■ INSTRUCTIONS FOR THE TASK: Copy out all the records, word for word.

■ PROVIDED DATA:
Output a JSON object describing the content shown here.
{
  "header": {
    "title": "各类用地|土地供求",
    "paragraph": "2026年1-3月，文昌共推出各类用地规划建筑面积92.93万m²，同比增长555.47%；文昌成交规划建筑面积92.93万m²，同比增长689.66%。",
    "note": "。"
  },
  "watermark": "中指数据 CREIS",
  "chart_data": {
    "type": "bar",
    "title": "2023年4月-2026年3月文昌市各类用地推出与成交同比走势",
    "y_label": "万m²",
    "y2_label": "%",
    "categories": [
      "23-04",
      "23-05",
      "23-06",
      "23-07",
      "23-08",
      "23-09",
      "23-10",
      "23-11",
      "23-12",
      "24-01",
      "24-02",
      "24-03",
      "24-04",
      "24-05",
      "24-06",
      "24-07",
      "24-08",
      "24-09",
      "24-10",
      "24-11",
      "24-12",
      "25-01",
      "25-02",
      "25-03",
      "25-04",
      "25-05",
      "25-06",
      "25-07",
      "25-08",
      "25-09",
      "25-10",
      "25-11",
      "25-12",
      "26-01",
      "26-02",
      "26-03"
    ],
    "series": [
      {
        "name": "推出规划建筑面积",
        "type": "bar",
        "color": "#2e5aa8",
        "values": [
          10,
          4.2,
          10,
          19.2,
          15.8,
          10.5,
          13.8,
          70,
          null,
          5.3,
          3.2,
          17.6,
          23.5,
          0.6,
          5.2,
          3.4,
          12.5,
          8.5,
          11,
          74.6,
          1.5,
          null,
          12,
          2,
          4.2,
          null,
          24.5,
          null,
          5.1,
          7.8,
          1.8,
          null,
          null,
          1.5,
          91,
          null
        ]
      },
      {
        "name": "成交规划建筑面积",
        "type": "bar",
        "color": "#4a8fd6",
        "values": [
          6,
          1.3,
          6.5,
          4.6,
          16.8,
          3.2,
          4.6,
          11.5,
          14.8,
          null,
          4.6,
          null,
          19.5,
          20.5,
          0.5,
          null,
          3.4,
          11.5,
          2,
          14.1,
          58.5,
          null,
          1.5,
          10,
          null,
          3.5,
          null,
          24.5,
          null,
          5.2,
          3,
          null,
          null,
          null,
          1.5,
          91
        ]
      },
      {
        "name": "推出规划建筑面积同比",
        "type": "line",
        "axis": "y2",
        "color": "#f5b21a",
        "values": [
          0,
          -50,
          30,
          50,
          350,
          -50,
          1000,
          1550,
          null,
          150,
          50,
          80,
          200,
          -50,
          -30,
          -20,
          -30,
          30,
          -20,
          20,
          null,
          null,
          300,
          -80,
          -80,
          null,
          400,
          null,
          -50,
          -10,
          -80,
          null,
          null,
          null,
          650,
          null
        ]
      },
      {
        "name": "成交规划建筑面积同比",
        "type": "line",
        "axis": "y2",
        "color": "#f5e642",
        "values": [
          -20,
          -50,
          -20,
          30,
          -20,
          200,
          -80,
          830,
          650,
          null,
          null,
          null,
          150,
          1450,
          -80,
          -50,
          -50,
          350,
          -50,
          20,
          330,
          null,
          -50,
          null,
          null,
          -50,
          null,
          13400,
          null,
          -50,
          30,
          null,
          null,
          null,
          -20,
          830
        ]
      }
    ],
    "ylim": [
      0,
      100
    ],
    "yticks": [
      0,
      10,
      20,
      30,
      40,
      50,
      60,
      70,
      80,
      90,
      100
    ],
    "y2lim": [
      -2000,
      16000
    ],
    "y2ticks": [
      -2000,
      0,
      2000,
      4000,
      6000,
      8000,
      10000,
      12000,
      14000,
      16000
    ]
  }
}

■ RESPONSE:
Output a JSON object describing the content shown here.
{
  "header": {
    "title": "各类用地|土地供求",
    "paragraph": "2026年1-3月，文昌共推出各类用地规划建筑面积92.93万m²，同比增长555.47%；文昌成交规划建筑面积92.93万m²，同比增长689.66%。",
    "note": "。"
  },
  "watermark": "中指数据 CREIS",
  "chart_data": {
    "type": "bar",
    "title": "2023年4月-2026年3月文昌市各类用地推出与成交同比走势",
    "y_label": "万m²",
    "y2_label": "%",
    "categories": [
      "23-04",
      "23-05",
      "23-06",
      "23-07",
      "23-08",
      "23-09",
      "23-10",
      "23-11",
      "23-12",
      "24-01",
      "24-02",
      "24-03",
      "24-04",
      "24-05",
      "24-06",
      "24-07",
      "24-08",
      "24-09",
      "24-10",
      "24-11",
      "24-12",
      "25-01",
      "25-02",
      "25-03",
      "25-04",
      "25-05",
      "25-06",
      "25-07",
      "25-08",
      "25-09",
      "25-10",
      "25-11",
      "25-12",
      "26-01",
      "26-02",
      "26-03"
    ],
    "series": [
      {
        "name": "推出规划建筑面积",
        "type": "bar",
        "color": "#2e5aa8",
        "values": [
          10,
          4.2,
          10,
          19.2,
          15.8,
          10.5,
          13.8,
          70,
          null,
          5.3,
          3.2,
          17.6,
          23.5,
          0.6,
          5.2,
          3.4,
          12.5,
          8.5,
          11,
          74.6,
          1.5,
          null,
          12,
          2,
          4.2,
          null,
          24.5,
          null,
          5.1,
          7.8,
          1.8,
          null,
          null,
          1.5,
          91,
          null
        ]
      },
      {
        "name": "成交规划建筑面积",
        "type": "bar",
        "color": "#4a8fd6",
        "values": [
          6,
          1.3,
          6.5,
          4.6,
          16.8,
          3.2,
          4.6,
          11.5,
          14.8,
          null,
          4.6,
          null,
          19.5,
          20.5,
          0.5,
          null,
          3.4,
          11.5,
          2,
          14.1,
          58.5,
          null,
          1.5,
          10,
          null,
          3.5,
          null,
          24.5,
          null,
          5.2,
          3,
          null,
          null,
          null,
          1.5,
          91
        ]
      },
      {
        "name": "推出规划建筑面积同比",
        "type": "line",
        "axis": "y2",
        "color": "#f5b21a",
        "values": [
          0,
          -50,
          30,
          50,
          350,
          -50,
          1000,
          1550,
          null,
          150,
          50,
          80,
          200,
          -50,
          -30,
          -20,
          -30,
          30,
          -20,
          20,
          null,
          null,
          300,
          -80,
          -80,
          null,
          400,
          null,
          -50,
          -10,
          -80,
          null,
          null,
          null,
          650,
          null
        ]
      },
      {
        "name": "成交规划建筑面积同比",
        "type": "line",
        "axis": "y2",
        "color": "#f5e642",
        "values": [
          -20,
          -50,
          -20,
          30,
          -20,
          200,
          -80,
          830,
          650,
          null,
          null,
          null,
          150,
          1450,
          -80,
          -50,
          -50,
          350,
          -50,
          20,
          330,
          null,
          -50,
          null,
          null,
          -50,
          null,
          13400,
          null,
          -50,
          30,
          null,
          null,
          null,
          -20,
          830
        ]
      }
    ],
    "ylim": [
      0,
      100
    ],
    "yticks": [
      0,
      10,
      20,
      30,
      40,
      50,
      60,
      70,
      80,
      90,
      100
    ],
    "y2lim": [
      -2000,
      16000
    ],
    "y2ticks": [
      -2000,
      0,
      2000,
      4000,
      6000,
      8000,
      10000,
      12000,
      14000,
      16000
    ]
  }
}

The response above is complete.